The entries below are to be repeated exactly as they stand.
###
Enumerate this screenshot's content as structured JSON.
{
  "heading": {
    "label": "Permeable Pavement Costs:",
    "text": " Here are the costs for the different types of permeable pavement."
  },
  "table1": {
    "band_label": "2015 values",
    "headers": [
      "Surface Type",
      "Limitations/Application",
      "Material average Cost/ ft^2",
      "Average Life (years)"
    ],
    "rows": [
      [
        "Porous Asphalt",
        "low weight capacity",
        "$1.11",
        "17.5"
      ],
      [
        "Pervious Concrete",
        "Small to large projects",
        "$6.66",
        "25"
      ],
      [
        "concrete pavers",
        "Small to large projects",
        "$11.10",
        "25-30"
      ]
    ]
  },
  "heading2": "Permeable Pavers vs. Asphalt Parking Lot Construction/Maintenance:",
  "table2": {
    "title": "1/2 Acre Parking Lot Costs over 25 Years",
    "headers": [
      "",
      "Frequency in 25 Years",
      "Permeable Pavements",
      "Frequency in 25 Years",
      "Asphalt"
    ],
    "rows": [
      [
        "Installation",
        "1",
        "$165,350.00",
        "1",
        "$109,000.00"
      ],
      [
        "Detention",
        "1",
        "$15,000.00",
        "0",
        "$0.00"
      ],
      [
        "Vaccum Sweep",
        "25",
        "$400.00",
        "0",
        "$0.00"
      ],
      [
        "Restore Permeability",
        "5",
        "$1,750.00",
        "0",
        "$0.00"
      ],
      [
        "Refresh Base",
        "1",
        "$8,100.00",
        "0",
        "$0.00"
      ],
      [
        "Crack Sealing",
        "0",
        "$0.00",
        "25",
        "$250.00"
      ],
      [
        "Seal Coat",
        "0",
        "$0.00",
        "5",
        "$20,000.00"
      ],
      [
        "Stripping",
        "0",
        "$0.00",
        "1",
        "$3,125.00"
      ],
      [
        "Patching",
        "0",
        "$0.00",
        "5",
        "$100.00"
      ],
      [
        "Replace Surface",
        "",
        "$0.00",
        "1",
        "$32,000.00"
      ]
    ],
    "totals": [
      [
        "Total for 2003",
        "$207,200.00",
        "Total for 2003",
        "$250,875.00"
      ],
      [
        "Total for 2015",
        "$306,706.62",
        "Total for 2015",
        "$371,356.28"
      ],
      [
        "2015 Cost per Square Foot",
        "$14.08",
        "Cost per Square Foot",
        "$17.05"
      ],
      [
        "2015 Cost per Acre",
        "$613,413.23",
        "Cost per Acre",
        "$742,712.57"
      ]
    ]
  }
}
###
-- Answer to this exercise --
Enumerate this screenshot's content as structured JSON.
{
  "heading": {
    "label": "Permeable Pavement Costs:",
    "text": " Here are the costs for the different types of permeable pavement."
  },
  "table1": {
    "band_label": "2015 values",
    "headers": [
      "Surface Type",
      "Limitations/Application",
      "Material average Cost/ ft^2",
      "Average Life (years)"
    ],
    "rows": [
      [
        "Porous Asphalt",
        "low weight capacity",
        "$1.11",
        "17.5"
      ],
      [
        "Pervious Concrete",
        "Small to large projects",
        "$6.66",
        "25"
      ],
      [
        "concrete pavers",
        "Small to large projects",
        "$11.10",
        "25-30"
      ]
    ]
  },
  "heading2": "Permeable Pavers vs. Asphalt Parking Lot Construction/Maintenance:",
  "table2": {
    "title": "1/2 Acre Parking Lot Costs over 25 Years",
    "headers": [
      "",
      "Frequency in 25 Years",
      "Permeable Pavements",
      "Frequency in 25 Years",
      "Asphalt"
    ],
    "rows": [
      [
        "Installation",
        "1",
        "$165,350.00",
        "1",
        "$109,000.00"
      ],
      [
        "Detention",
        "1",
        "$15,000.00",
        "0",
        "$0.00"
      ],
      [
        "Vaccum Sweep",
        "25",
        "$400.00",
        "0",
        "$0.00"
      ],
      [
        "Restore Permeability",
        "5",
        "$1,750.00",
        "0",
        "$0.00"
      ],
      [
        "Refresh Base",
        "1",
        "$8,100.00",
        "0",
        "$0.00"
      ],
      [
        "Crack Sealing",
        "0",
        "$0.00",
        "25",
        "$250.00"
      ],
      [
        "Seal Coat",
        "0",
        "$0.00",
        "5",
        "$20,000.00"
      ],
      [
        "Stripping",
        "0",
        "$0.00",
        "1",
        "$3,125.00"
      ],
      [
        "Patching",
        "0",
        "$0.00",
        "5",
        "$100.00"
      ],
      [
        "Replace Surface",
        "",
        "$0.00",
        "1",
        "$32,000.00"
      ]
    ],
    "totals": [
      [
        "Total for 2003",
        "$207,200.00",
        "Total for 2003",
        "$250,875.00"
      ],
      [
        "Total for 2015",
        "$306,706.62",
        "Total for 2015",
        "$371,356.28"
      ],
      [
        "2015 Cost per Square Foot",
        "$14.08",
        "Cost per Square Foot",
        "$17.05"
      ],
      [
        "2015 Cost per Acre",
        "$613,413.23",
        "Cost per Acre",
        "$742,712.57"
      ]
    ]
  }
}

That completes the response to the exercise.